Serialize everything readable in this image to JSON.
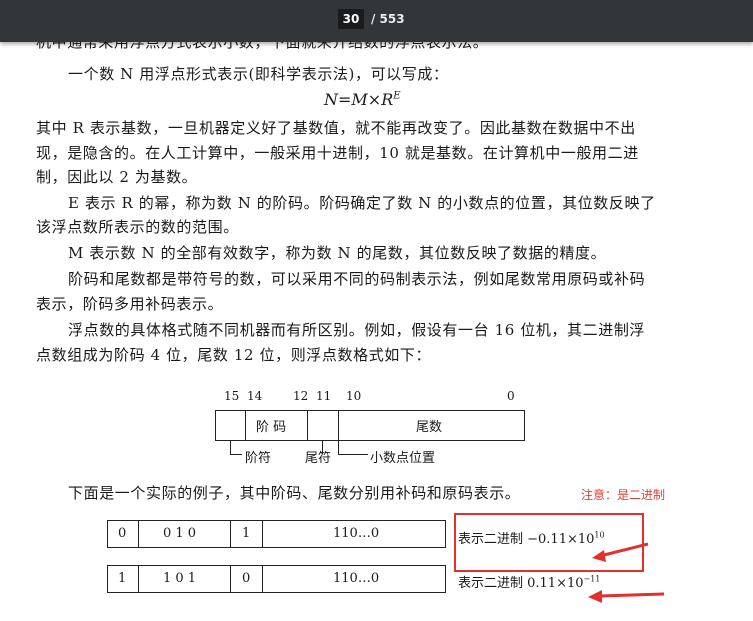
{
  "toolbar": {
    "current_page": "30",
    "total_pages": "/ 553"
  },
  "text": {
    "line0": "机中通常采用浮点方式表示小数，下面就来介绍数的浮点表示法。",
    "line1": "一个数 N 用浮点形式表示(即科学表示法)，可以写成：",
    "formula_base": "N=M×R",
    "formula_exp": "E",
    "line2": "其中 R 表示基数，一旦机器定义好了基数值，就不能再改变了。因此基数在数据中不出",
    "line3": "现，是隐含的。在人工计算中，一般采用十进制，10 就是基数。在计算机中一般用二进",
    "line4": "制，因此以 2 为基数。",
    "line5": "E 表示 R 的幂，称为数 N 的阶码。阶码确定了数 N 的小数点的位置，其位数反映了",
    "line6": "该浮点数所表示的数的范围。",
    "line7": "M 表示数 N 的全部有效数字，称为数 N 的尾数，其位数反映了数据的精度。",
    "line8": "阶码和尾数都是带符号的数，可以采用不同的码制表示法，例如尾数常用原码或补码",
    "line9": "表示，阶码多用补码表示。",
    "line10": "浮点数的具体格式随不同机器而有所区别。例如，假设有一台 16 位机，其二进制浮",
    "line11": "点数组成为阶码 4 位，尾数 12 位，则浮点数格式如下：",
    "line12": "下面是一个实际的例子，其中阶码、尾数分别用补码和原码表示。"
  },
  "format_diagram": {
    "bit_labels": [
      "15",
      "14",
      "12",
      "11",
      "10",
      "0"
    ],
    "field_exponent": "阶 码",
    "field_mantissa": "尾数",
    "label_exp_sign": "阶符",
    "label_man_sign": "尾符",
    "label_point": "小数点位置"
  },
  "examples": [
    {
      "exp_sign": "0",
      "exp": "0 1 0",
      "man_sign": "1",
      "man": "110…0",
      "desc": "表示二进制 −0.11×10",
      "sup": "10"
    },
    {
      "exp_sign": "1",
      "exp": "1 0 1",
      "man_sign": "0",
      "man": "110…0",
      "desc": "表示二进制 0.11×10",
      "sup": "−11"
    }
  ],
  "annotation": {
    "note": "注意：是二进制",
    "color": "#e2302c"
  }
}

==================================================

Work to be completed -
Make a verbatim copy of all the entries and strip out the pictures.

Complete output -
Serialize everything readable in this image to JSON.
{
  "toolbar": {
    "current_page": "30",
    "total_pages": "/ 553"
  },
  "text": {
    "line0": "机中通常采用浮点方式表示小数，下面就来介绍数的浮点表示法。",
    "line1": "一个数 N 用浮点形式表示(即科学表示法)，可以写成：",
    "formula_base": "N=M×R",
    "formula_exp": "E",
    "line2": "其中 R 表示基数，一旦机器定义好了基数值，就不能再改变了。因此基数在数据中不出",
    "line3": "现，是隐含的。在人工计算中，一般采用十进制，10 就是基数。在计算机中一般用二进",
    "line4": "制，因此以 2 为基数。",
    "line5": "E 表示 R 的幂，称为数 N 的阶码。阶码确定了数 N 的小数点的位置，其位数反映了",
    "line6": "该浮点数所表示的数的范围。",
    "line7": "M 表示数 N 的全部有效数字，称为数 N 的尾数，其位数反映了数据的精度。",
    "line8": "阶码和尾数都是带符号的数，可以采用不同的码制表示法，例如尾数常用原码或补码",
    "line9": "表示，阶码多用补码表示。",
    "line10": "浮点数的具体格式随不同机器而有所区别。例如，假设有一台 16 位机，其二进制浮",
    "line11": "点数组成为阶码 4 位，尾数 12 位，则浮点数格式如下：",
    "line12": "下面是一个实际的例子，其中阶码、尾数分别用补码和原码表示。"
  },
  "format_diagram": {
    "bit_labels": [
      "15",
      "14",
      "12",
      "11",
      "10",
      "0"
    ],
    "field_exponent": "阶 码",
    "field_mantissa": "尾数",
    "label_exp_sign": "阶符",
    "label_man_sign": "尾符",
    "label_point": "小数点位置"
  },
  "examples": [
    {
      "exp_sign": "0",
      "exp": "0 1 0",
      "man_sign": "1",
      "man": "110…0",
      "desc": "表示二进制 −0.11×10",
      "sup": "10"
    },
    {
      "exp_sign": "1",
      "exp": "1 0 1",
      "man_sign": "0",
      "man": "110…0",
      "desc": "表示二进制 0.11×10",
      "sup": "−11"
    }
  ],
  "annotation": {
    "note": "注意：是二进制",
    "color": "#e2302c"
  }
}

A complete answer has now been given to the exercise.